Separate out the lines that hold "reference".

**PROVIDED MATERIAL**.
★ ★ ★ ★

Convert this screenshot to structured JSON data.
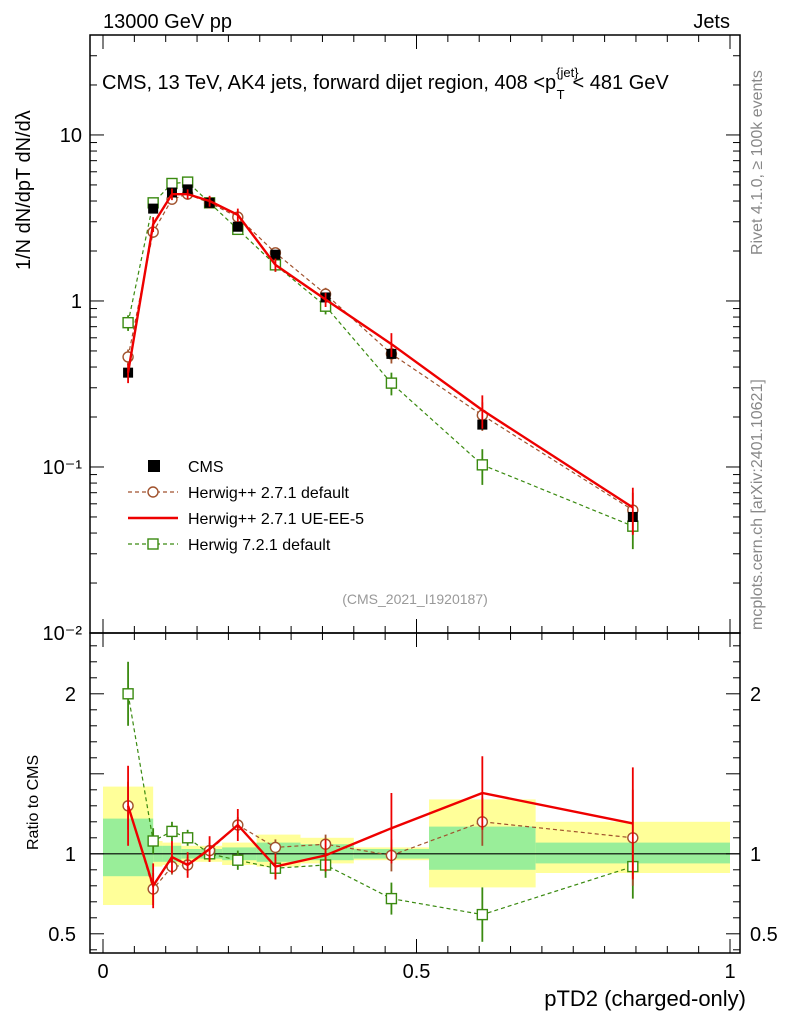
{
  "header": {
    "left": "13000 GeV pp",
    "right": "Jets"
  },
  "plot_title": "CMS, 13 TeV, AK4 jets, forward dijet region, 408 <p",
  "plot_title_sup": "{jet}",
  "plot_title_sub": "T",
  "plot_title_tail": "< 481 GeV",
  "side_text_top": "Rivet 4.1.0, ≥ 100k events",
  "side_text_bottom": "mcplots.cern.ch [arXiv:2401.10621]",
  "analysis_id": "(CMS_2021_I1920187)",
  "ylabel_main": "1/N dN/dpT dN/dλ",
  "ylabel_ratio": "Ratio to CMS",
  "xlabel": "pTD2 (charged-only)",
  "legend": [
    {
      "name": "CMS",
      "color": "#000000"
    },
    {
      "name": "Herwig++ 2.7.1 default",
      "color": "#a0522d"
    },
    {
      "name": "Herwig++ 2.7.1 UE-EE-5",
      "color": "#ee0000"
    },
    {
      "name": "Herwig 7.2.1 default",
      "color": "#3a8a10"
    }
  ],
  "chart_data": {
    "type": "line",
    "x_ticks": [
      "0",
      "0.5",
      "1"
    ],
    "xlim": [
      0,
      1
    ],
    "main": {
      "ylim_log": [
        0.01,
        40
      ],
      "y_ticks": [
        "10",
        "1",
        "10⁻¹",
        "10⁻²"
      ],
      "x": [
        0.04,
        0.08,
        0.11,
        0.135,
        0.17,
        0.215,
        0.275,
        0.355,
        0.46,
        0.605,
        0.845
      ],
      "series": [
        {
          "name": "CMS",
          "values": [
            0.37,
            3.6,
            4.5,
            4.7,
            3.9,
            2.8,
            1.9,
            1.05,
            0.48,
            0.18,
            0.05
          ]
        },
        {
          "name": "Herwig++ 2.7.1 default",
          "values": [
            0.46,
            2.6,
            4.1,
            4.4,
            3.9,
            3.2,
            1.95,
            1.1,
            0.48,
            0.205,
            0.055
          ]
        },
        {
          "name": "Herwig++ 2.7.1 UE-EE-5",
          "values": [
            0.37,
            2.9,
            4.4,
            4.4,
            4.0,
            3.3,
            1.65,
            1.02,
            0.55,
            0.22,
            0.057
          ]
        },
        {
          "name": "Herwig 7.2.1 default",
          "values": [
            0.74,
            3.9,
            5.1,
            5.2,
            3.9,
            2.7,
            1.65,
            0.93,
            0.32,
            0.103,
            0.044
          ]
        }
      ],
      "errors": {
        "Herwig++ 2.7.1 default": [
          0.05,
          0.2,
          0.2,
          0.2,
          0.2,
          0.2,
          0.15,
          0.1,
          0.06,
          0.04,
          0.015
        ],
        "Herwig++ 2.7.1 UE-EE-5": [
          0.05,
          0.3,
          0.35,
          0.3,
          0.3,
          0.3,
          0.15,
          0.1,
          0.09,
          0.05,
          0.018
        ],
        "Herwig 7.2.1 default": [
          0.08,
          0.3,
          0.3,
          0.3,
          0.2,
          0.2,
          0.15,
          0.1,
          0.05,
          0.025,
          0.012
        ]
      }
    },
    "ratio": {
      "ylim": [
        0.38,
        2.38
      ],
      "y_ticks": [
        "2",
        "1",
        "0.5"
      ],
      "band_edges": [
        0,
        0.08,
        0.095,
        0.125,
        0.155,
        0.19,
        0.245,
        0.315,
        0.4,
        0.52,
        0.69,
        1.0
      ],
      "band_inner": [
        [
          0.86,
          1.22
        ],
        [
          0.95,
          1.05
        ],
        [
          0.95,
          1.05
        ],
        [
          0.97,
          1.03
        ],
        [
          0.97,
          1.03
        ],
        [
          0.96,
          1.04
        ],
        [
          0.95,
          1.07
        ],
        [
          0.96,
          1.06
        ],
        [
          0.97,
          1.03
        ],
        [
          0.9,
          1.17
        ],
        [
          0.94,
          1.07
        ]
      ],
      "band_outer": [
        [
          0.68,
          1.42
        ],
        [
          0.92,
          1.08
        ],
        [
          0.93,
          1.07
        ],
        [
          0.95,
          1.05
        ],
        [
          0.95,
          1.05
        ],
        [
          0.93,
          1.07
        ],
        [
          0.92,
          1.12
        ],
        [
          0.94,
          1.1
        ],
        [
          0.96,
          1.04
        ],
        [
          0.79,
          1.34
        ],
        [
          0.88,
          1.2
        ]
      ],
      "x": [
        0.04,
        0.08,
        0.11,
        0.135,
        0.17,
        0.215,
        0.275,
        0.355,
        0.46,
        0.605,
        0.845
      ],
      "series": [
        {
          "name": "Herwig++ 2.7.1 default",
          "values": [
            1.3,
            0.78,
            0.92,
            0.93,
            1.02,
            1.18,
            1.04,
            1.06,
            0.99,
            1.2,
            1.1
          ]
        },
        {
          "name": "Herwig++ 2.7.1 UE-EE-5",
          "values": [
            1.3,
            0.8,
            0.98,
            0.93,
            1.03,
            1.18,
            0.92,
            0.99,
            1.16,
            1.38,
            1.19
          ]
        },
        {
          "name": "Herwig 7.2.1 default",
          "values": [
            2.0,
            1.08,
            1.14,
            1.1,
            1.0,
            0.96,
            0.91,
            0.93,
            0.72,
            0.62,
            0.92
          ]
        }
      ],
      "errors": {
        "Herwig++ 2.7.1 default": [
          0.15,
          0.1,
          0.05,
          0.05,
          0.05,
          0.05,
          0.05,
          0.06,
          0.1,
          0.15,
          0.3
        ],
        "Herwig++ 2.7.1 UE-EE-5": [
          0.25,
          0.14,
          0.1,
          0.08,
          0.08,
          0.1,
          0.08,
          0.1,
          0.22,
          0.23,
          0.35
        ],
        "Herwig 7.2.1 default": [
          0.2,
          0.08,
          0.06,
          0.05,
          0.05,
          0.06,
          0.07,
          0.08,
          0.1,
          0.17,
          0.2
        ]
      }
    }
  }
}
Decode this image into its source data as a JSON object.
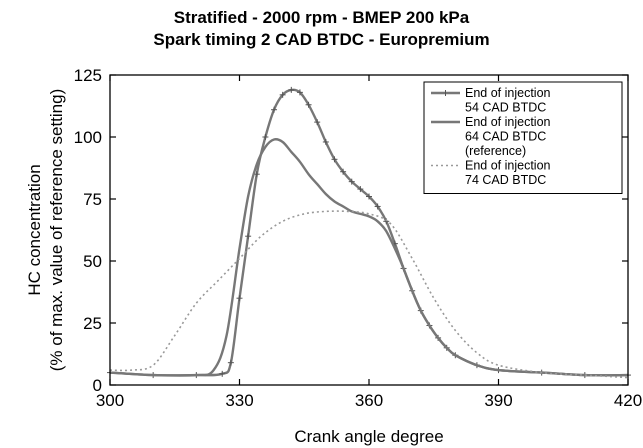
{
  "chart_data": {
    "type": "line",
    "title": "Stratified - 2000 rpm - BMEP 200 kPa",
    "subtitle": "Spark timing 2 CAD BTDC - Europremium",
    "xlabel": "Crank angle degree",
    "ylabel_line1": "HC concentration",
    "ylabel_line2": "(% of max. value of reference setting)",
    "xlim": [
      300,
      420
    ],
    "ylim": [
      0,
      125
    ],
    "xticks": [
      300,
      330,
      360,
      390,
      420
    ],
    "yticks": [
      0,
      25,
      50,
      75,
      100,
      125
    ],
    "grid": false,
    "legend_position": "top-right",
    "series": [
      {
        "name_lines": [
          "End of injection",
          "54 CAD BTDC"
        ],
        "style": "solid-with-markers",
        "color": "#777777",
        "x": [
          300,
          310,
          320,
          326,
          328,
          330,
          332,
          334,
          336,
          338,
          340,
          342,
          344,
          346,
          348,
          350,
          352,
          354,
          356,
          358,
          360,
          362,
          364,
          366,
          368,
          370,
          372,
          374,
          376,
          378,
          380,
          385,
          390,
          400,
          410,
          420
        ],
        "y": [
          5,
          4,
          4,
          4.5,
          9,
          35,
          60,
          85,
          100,
          111,
          117,
          119,
          118,
          113,
          106,
          98,
          91,
          86,
          82,
          79,
          76,
          72,
          66,
          57,
          47,
          38,
          30,
          24,
          19,
          15,
          12,
          8,
          6,
          5,
          4,
          4
        ]
      },
      {
        "name_lines": [
          "End of injection",
          "64 CAD BTDC",
          "(reference)"
        ],
        "style": "solid",
        "color": "#777777",
        "x": [
          300,
          310,
          320,
          324,
          327,
          330,
          332,
          334,
          336,
          338,
          340,
          342,
          344,
          346,
          348,
          350,
          352,
          354,
          356,
          358,
          360,
          362,
          364,
          366,
          368,
          370,
          372,
          374,
          376,
          378,
          380,
          385,
          390,
          400,
          410,
          420
        ],
        "y": [
          5,
          4,
          4,
          6,
          20,
          55,
          76,
          89,
          96,
          99,
          98,
          94,
          90,
          85,
          81,
          77,
          74,
          72,
          70,
          69,
          68,
          66,
          62,
          55,
          47,
          38,
          30,
          24,
          19,
          15,
          12,
          8,
          6,
          5,
          4,
          4
        ]
      },
      {
        "name_lines": [
          "End of injection",
          "74 CAD BTDC"
        ],
        "style": "dotted",
        "color": "#999999",
        "x": [
          300,
          305,
          310,
          315,
          320,
          325,
          330,
          335,
          340,
          345,
          350,
          355,
          360,
          365,
          370,
          375,
          380,
          385,
          390,
          400,
          410,
          420
        ],
        "y": [
          6,
          6,
          8,
          20,
          33,
          42,
          51,
          60,
          66,
          69,
          70,
          70,
          69,
          65,
          51,
          35,
          22,
          13,
          8,
          5,
          4,
          3
        ]
      }
    ]
  }
}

★ ★ ★ ★

**SOLUTION**.
    "ylabel_line2": "(% of max. value of reference setting)",
          "(reference)"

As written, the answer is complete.